• **DOCUMENT SEGMENT**
DOJ finds 368,000 excess votes in 2020 election

 Matt Margolis:

John Lott, who was hired by the Justice Department in October as senior adviser for Research and Statistics at the Office of Justice Programs, has published a study concluding that as many as 368,000 “excess votes” tipped the election outcome to favor Joe Biden in two consequential battleground states.

“Increased fraud can take many forms: higher rates of filling out absentee ballots for people who hadn’t voted, dead people voting, ineligible people voting, or even payments to legally registered people for their votes,” reads the study’s summary. “The estimates here indicate that there were 70,000 to 79,000 ‘excess’ votes in Georgia and Pennsylvania.”

• **RECORDED INFORMATION**
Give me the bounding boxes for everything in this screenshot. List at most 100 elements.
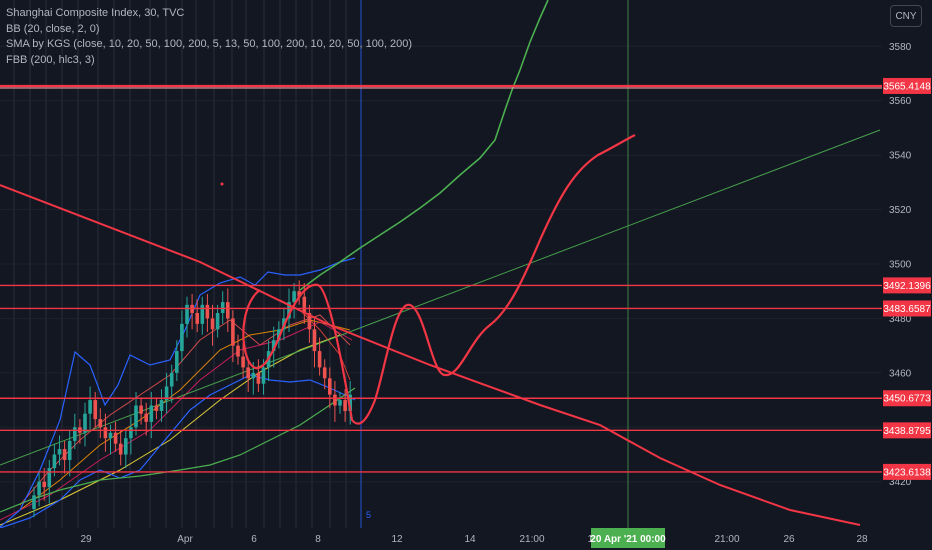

• **WORK INSTRUCTIONS**
[1] The article on excess votes in the 2020 election quotes a study summary that names several forms increased fraud can take. List each form it names.
[2] Extend the article on excess votes in the 2020 election, picking up right after its final sentence.

• **RESPONSES TO THE EXERCISE**
[1]
- Higher rates of filling out absentee ballots for people who hadn't voted
- Dead people voting
- Ineligible people voting
- Payments to legally registered people for their votes

[2]
The best estimate shows an unusual 7.81% drop in Trump’s percentage of the absentee ballots for Fulton County alone of 11,350 votes, or over 80% of Biden’s vote lead in Georgia. The same approach is applied to Allegheny County in Pennsylvania for both absentee and provisional ballots. The estimated number of fraudulent votes from those two sources is about 55,270 votes.

The study aimed to quantify how large of a problem voter fraud and other election irregularities were in the 2020 election. “The process is applicable to other states where precinct-level data is available on voting by absentee and in-person voting,” explains the study’s introduction.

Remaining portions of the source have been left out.